## Task objective:
A full, exact copy of the records below is the required answer.

[Collected data entries]
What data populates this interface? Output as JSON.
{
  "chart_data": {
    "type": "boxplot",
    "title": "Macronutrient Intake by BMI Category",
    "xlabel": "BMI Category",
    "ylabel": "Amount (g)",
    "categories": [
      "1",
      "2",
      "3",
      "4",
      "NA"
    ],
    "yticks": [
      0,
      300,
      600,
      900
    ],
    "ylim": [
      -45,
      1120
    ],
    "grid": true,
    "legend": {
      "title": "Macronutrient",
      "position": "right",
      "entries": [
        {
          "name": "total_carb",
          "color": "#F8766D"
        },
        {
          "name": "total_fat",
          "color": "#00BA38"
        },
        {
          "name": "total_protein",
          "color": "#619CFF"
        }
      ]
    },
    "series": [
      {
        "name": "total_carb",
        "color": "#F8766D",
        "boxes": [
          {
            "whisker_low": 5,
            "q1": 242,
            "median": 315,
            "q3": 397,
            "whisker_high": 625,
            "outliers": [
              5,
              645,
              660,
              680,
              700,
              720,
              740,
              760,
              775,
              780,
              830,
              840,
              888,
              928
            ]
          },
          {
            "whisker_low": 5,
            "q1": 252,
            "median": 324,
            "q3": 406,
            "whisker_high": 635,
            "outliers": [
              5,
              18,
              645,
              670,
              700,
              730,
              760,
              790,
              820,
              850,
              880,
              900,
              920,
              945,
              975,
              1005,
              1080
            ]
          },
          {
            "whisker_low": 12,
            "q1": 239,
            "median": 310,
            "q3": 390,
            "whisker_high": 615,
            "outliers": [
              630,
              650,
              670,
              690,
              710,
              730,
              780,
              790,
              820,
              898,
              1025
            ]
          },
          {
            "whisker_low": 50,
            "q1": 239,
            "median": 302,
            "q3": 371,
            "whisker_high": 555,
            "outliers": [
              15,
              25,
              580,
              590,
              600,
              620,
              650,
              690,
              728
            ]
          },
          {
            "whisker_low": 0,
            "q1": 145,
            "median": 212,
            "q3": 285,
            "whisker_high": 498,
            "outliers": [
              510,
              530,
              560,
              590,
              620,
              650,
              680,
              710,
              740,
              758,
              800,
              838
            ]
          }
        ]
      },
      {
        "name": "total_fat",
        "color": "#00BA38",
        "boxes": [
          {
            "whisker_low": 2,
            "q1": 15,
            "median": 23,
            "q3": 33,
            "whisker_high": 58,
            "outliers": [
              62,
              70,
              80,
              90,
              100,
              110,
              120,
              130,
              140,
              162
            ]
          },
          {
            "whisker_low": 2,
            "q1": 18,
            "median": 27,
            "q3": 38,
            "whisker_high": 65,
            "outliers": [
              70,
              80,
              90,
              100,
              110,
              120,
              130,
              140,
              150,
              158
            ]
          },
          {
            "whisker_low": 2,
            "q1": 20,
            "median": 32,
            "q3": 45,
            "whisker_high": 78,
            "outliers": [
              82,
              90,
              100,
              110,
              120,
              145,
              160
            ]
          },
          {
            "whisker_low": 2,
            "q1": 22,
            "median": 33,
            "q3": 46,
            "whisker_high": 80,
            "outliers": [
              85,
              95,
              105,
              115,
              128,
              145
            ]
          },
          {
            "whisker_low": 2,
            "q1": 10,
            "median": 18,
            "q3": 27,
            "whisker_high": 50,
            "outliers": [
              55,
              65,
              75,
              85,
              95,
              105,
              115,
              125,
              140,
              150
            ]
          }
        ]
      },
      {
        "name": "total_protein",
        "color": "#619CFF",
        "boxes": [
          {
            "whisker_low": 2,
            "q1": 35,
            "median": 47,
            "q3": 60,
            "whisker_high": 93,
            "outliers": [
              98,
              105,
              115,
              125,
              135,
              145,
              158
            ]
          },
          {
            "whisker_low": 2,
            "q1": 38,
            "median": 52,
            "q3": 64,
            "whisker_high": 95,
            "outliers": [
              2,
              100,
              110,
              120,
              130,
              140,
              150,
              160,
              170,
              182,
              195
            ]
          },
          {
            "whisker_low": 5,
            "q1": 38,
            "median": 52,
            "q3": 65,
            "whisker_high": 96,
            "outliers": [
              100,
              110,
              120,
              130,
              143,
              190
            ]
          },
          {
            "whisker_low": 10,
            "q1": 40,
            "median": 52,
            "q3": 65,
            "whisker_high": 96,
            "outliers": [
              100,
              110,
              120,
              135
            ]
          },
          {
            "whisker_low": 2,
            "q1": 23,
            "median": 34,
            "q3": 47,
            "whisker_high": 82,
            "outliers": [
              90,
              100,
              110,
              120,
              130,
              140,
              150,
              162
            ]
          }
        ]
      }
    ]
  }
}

## Answer space:
What data populates this interface? Output as JSON.
{
  "chart_data": {
    "type": "boxplot",
    "title": "Macronutrient Intake by BMI Category",
    "xlabel": "BMI Category",
    "ylabel": "Amount (g)",
    "categories": [
      "1",
      "2",
      "3",
      "4",
      "NA"
    ],
    "yticks": [
      0,
      300,
      600,
      900
    ],
    "ylim": [
      -45,
      1120
    ],
    "grid": true,
    "legend": {
      "title": "Macronutrient",
      "position": "right",
      "entries": [
        {
          "name": "total_carb",
          "color": "#F8766D"
        },
        {
          "name": "total_fat",
          "color": "#00BA38"
        },
        {
          "name": "total_protein",
          "color": "#619CFF"
        }
      ]
    },
    "series": [
      {
        "name": "total_carb",
        "color": "#F8766D",
        "boxes": [
          {
            "whisker_low": 5,
            "q1": 242,
            "median": 315,
            "q3": 397,
            "whisker_high": 625,
            "outliers": [
              5,
              645,
              660,
              680,
              700,
              720,
              740,
              760,
              775,
              780,
              830,
              840,
              888,
              928
            ]
          },
          {
            "whisker_low": 5,
            "q1": 252,
            "median": 324,
            "q3": 406,
            "whisker_high": 635,
            "outliers": [
              5,
              18,
              645,
              670,
              700,
              730,
              760,
              790,
              820,
              850,
              880,
              900,
              920,
              945,
              975,
              1005,
              1080
            ]
          },
          {
            "whisker_low": 12,
            "q1": 239,
            "median": 310,
            "q3": 390,
            "whisker_high": 615,
            "outliers": [
              630,
              650,
              670,
              690,
              710,
              730,
              780,
              790,
              820,
              898,
              1025
            ]
          },
          {
            "whisker_low": 50,
            "q1": 239,
            "median": 302,
            "q3": 371,
            "whisker_high": 555,
            "outliers": [
              15,
              25,
              580,
              590,
              600,
              620,
              650,
              690,
              728
            ]
          },
          {
            "whisker_low": 0,
            "q1": 145,
            "median": 212,
            "q3": 285,
            "whisker_high": 498,
            "outliers": [
              510,
              530,
              560,
              590,
              620,
              650,
              680,
              710,
              740,
              758,
              800,
              838
            ]
          }
        ]
      },
      {
        "name": "total_fat",
        "color": "#00BA38",
        "boxes": [
          {
            "whisker_low": 2,
            "q1": 15,
            "median": 23,
            "q3": 33,
            "whisker_high": 58,
            "outliers": [
              62,
              70,
              80,
              90,
              100,
              110,
              120,
              130,
              140,
              162
            ]
          },
          {
            "whisker_low": 2,
            "q1": 18,
            "median": 27,
            "q3": 38,
            "whisker_high": 65,
            "outliers": [
              70,
              80,
              90,
              100,
              110,
              120,
              130,
              140,
              150,
              158
            ]
          },
          {
            "whisker_low": 2,
            "q1": 20,
            "median": 32,
            "q3": 45,
            "whisker_high": 78,
            "outliers": [
              82,
              90,
              100,
              110,
              120,
              145,
              160
            ]
          },
          {
            "whisker_low": 2,
            "q1": 22,
            "median": 33,
            "q3": 46,
            "whisker_high": 80,
            "outliers": [
              85,
              95,
              105,
              115,
              128,
              145
            ]
          },
          {
            "whisker_low": 2,
            "q1": 10,
            "median": 18,
            "q3": 27,
            "whisker_high": 50,
            "outliers": [
              55,
              65,
              75,
              85,
              95,
              105,
              115,
              125,
              140,
              150
            ]
          }
        ]
      },
      {
        "name": "total_protein",
        "color": "#619CFF",
        "boxes": [
          {
            "whisker_low": 2,
            "q1": 35,
            "median": 47,
            "q3": 60,
            "whisker_high": 93,
            "outliers": [
              98,
              105,
              115,
              125,
              135,
              145,
              158
            ]
          },
          {
            "whisker_low": 2,
            "q1": 38,
            "median": 52,
            "q3": 64,
            "whisker_high": 95,
            "outliers": [
              2,
              100,
              110,
              120,
              130,
              140,
              150,
              160,
              170,
              182,
              195
            ]
          },
          {
            "whisker_low": 5,
            "q1": 38,
            "median": 52,
            "q3": 65,
            "whisker_high": 96,
            "outliers": [
              100,
              110,
              120,
              130,
              143,
              190
            ]
          },
          {
            "whisker_low": 10,
            "q1": 40,
            "median": 52,
            "q3": 65,
            "whisker_high": 96,
            "outliers": [
              100,
              110,
              120,
              135
            ]
          },
          {
            "whisker_low": 2,
            "q1": 23,
            "median": 34,
            "q3": 47,
            "whisker_high": 82,
            "outliers": [
              90,
              100,
              110,
              120,
              130,
              140,
              150,
              162
            ]
          }
        ]
      }
    ]
  }
}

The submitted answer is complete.